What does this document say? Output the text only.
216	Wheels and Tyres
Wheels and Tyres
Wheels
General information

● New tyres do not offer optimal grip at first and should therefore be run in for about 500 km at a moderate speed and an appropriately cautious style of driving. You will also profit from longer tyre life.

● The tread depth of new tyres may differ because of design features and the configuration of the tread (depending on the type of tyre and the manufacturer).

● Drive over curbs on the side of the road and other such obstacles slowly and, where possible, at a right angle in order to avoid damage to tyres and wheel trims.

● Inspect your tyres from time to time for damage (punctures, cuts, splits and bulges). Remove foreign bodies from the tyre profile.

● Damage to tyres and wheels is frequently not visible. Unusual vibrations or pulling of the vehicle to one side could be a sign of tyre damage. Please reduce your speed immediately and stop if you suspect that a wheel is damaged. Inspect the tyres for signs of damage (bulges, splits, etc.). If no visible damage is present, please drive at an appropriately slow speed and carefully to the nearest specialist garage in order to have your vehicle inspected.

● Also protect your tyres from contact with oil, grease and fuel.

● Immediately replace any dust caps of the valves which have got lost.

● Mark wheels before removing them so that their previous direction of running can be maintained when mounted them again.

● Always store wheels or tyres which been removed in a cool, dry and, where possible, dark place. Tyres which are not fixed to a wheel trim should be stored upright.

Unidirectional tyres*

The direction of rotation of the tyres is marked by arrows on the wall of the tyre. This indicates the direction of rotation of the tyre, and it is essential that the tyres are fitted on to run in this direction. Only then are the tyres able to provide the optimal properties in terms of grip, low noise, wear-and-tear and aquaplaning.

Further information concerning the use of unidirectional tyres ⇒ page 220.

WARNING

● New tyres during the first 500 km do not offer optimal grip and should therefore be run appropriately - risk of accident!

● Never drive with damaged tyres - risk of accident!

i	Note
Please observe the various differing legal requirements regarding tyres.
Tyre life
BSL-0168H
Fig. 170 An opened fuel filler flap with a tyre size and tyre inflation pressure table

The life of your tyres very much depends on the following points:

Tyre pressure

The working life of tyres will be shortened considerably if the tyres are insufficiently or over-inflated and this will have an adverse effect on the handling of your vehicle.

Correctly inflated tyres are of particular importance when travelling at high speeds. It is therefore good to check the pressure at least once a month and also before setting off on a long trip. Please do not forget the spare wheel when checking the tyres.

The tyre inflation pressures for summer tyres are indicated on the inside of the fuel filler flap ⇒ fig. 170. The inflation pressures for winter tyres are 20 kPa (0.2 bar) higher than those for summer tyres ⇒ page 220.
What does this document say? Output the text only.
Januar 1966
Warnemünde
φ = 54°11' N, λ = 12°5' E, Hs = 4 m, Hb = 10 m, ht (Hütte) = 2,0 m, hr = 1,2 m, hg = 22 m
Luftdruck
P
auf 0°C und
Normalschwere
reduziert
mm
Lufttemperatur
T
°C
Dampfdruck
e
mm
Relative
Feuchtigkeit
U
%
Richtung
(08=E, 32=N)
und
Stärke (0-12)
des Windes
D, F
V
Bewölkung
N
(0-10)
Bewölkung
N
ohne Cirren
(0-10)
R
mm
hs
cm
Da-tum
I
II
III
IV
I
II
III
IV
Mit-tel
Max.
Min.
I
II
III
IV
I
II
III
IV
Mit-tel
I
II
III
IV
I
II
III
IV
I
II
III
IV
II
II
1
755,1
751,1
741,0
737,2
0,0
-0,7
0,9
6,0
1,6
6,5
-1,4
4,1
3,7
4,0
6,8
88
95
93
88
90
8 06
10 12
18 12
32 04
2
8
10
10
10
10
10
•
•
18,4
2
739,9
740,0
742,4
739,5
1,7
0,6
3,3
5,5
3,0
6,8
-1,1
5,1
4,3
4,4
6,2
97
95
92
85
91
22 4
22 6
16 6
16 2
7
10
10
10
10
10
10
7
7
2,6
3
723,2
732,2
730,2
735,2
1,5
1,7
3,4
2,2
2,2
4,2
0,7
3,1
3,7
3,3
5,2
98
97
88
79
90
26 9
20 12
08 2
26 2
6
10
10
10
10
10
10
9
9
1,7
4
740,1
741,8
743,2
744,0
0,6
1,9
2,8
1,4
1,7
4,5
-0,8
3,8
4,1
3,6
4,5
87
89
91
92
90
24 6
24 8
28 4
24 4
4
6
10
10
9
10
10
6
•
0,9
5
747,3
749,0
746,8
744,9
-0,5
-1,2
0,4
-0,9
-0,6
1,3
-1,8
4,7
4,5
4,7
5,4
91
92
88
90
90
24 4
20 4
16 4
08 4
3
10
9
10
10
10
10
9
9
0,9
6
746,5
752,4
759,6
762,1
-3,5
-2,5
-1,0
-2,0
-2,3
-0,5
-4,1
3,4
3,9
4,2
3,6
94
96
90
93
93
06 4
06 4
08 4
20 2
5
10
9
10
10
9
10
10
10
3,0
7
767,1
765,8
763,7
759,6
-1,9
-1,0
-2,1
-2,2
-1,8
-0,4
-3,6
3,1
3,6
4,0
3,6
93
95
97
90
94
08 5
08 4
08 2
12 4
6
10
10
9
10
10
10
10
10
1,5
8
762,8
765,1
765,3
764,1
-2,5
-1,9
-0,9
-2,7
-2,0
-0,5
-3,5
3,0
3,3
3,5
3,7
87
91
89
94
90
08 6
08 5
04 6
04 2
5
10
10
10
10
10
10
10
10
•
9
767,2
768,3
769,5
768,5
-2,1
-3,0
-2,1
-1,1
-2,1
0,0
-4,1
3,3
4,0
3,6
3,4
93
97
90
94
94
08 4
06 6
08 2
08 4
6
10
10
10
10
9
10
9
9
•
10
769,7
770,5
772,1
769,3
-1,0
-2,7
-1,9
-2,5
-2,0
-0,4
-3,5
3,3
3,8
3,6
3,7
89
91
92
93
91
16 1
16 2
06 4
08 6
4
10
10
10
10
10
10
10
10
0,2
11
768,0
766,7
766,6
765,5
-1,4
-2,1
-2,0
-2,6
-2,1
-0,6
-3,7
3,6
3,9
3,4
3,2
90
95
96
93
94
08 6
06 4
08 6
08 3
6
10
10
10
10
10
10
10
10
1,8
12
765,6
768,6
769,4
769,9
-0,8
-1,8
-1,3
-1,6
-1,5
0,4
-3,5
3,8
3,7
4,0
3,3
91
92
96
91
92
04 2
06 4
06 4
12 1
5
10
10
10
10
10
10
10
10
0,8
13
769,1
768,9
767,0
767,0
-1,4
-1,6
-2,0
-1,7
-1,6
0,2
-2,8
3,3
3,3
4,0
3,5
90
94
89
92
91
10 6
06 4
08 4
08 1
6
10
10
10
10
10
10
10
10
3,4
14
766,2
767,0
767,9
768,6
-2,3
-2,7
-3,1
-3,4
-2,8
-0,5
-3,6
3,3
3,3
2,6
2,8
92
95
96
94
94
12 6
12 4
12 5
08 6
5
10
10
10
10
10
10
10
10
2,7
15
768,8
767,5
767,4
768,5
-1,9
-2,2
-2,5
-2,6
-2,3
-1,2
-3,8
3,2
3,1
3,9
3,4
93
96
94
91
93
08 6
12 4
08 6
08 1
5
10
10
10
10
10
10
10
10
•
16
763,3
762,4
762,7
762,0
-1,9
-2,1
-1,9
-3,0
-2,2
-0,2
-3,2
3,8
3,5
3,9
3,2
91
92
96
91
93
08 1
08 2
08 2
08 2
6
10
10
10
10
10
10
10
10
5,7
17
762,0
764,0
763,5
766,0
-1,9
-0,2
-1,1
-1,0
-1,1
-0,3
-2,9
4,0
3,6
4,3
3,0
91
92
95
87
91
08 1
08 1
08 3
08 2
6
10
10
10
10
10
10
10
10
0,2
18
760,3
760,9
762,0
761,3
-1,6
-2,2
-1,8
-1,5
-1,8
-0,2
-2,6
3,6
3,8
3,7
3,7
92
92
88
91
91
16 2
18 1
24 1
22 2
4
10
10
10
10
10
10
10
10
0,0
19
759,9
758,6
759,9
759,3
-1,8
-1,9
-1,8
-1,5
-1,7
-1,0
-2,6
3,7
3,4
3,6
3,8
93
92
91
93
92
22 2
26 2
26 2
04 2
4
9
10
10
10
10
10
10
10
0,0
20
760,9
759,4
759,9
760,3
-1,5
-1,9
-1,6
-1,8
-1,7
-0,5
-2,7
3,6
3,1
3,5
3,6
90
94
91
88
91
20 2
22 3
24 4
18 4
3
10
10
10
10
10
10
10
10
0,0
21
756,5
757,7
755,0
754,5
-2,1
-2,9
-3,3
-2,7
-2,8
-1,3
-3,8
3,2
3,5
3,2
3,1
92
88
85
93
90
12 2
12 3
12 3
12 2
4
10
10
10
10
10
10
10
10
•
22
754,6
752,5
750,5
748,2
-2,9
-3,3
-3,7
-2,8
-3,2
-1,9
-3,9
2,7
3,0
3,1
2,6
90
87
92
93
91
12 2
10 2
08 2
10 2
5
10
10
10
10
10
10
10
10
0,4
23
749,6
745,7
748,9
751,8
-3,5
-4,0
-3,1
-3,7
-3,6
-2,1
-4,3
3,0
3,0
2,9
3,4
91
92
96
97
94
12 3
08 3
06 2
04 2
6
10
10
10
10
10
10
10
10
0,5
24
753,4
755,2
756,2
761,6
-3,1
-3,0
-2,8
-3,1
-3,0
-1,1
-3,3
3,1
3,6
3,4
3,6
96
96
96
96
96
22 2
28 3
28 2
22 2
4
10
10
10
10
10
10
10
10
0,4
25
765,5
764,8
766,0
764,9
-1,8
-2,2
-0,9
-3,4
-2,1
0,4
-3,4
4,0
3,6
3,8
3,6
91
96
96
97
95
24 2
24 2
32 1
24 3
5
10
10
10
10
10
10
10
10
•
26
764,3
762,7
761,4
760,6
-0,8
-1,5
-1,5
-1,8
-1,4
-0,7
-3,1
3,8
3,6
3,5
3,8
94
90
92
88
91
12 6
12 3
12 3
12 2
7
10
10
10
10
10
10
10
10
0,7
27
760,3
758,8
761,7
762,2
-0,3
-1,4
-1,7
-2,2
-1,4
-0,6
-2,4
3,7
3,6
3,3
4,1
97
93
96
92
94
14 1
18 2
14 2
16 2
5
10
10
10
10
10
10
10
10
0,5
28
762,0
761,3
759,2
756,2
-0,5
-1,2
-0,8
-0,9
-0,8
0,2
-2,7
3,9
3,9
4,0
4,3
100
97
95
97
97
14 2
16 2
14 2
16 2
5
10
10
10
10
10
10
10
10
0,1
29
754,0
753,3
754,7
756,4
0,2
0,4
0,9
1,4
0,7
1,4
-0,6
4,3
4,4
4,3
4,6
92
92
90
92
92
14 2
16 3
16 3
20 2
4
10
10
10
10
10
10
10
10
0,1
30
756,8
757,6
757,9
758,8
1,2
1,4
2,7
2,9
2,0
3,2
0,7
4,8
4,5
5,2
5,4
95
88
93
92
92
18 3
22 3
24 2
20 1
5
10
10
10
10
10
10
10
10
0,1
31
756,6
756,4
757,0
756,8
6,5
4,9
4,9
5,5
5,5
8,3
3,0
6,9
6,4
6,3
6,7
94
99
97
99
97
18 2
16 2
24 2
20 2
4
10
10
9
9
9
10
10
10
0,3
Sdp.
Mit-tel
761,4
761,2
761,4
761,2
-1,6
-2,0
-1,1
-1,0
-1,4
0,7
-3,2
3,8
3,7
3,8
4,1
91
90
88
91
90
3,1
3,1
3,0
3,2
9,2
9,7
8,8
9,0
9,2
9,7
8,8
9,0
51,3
_ _ _ _
#### [INSTRUCTION]
Using the material above, report each line where "order" occurs.

#### [RESPONSE FOR THIS EXERCISE]
● Drive over curbs on the side of the road and other such obstacles slowly and, where possible, at a right angle in order to avoid damage to tyres and wheel trims.
● Damage to tyres and wheels is frequently not visible. Unusual vibrations or pulling of the vehicle to one side could be a sign of tyre damage. Please reduce your speed immediately and stop if you suspect that a wheel is damaged. Inspect the tyres for signs of damage (bulges, splits, etc.). If no visible damage is present, please drive at an appropriately slow speed and carefully to the nearest specialist garage in order to have your vehicle inspected.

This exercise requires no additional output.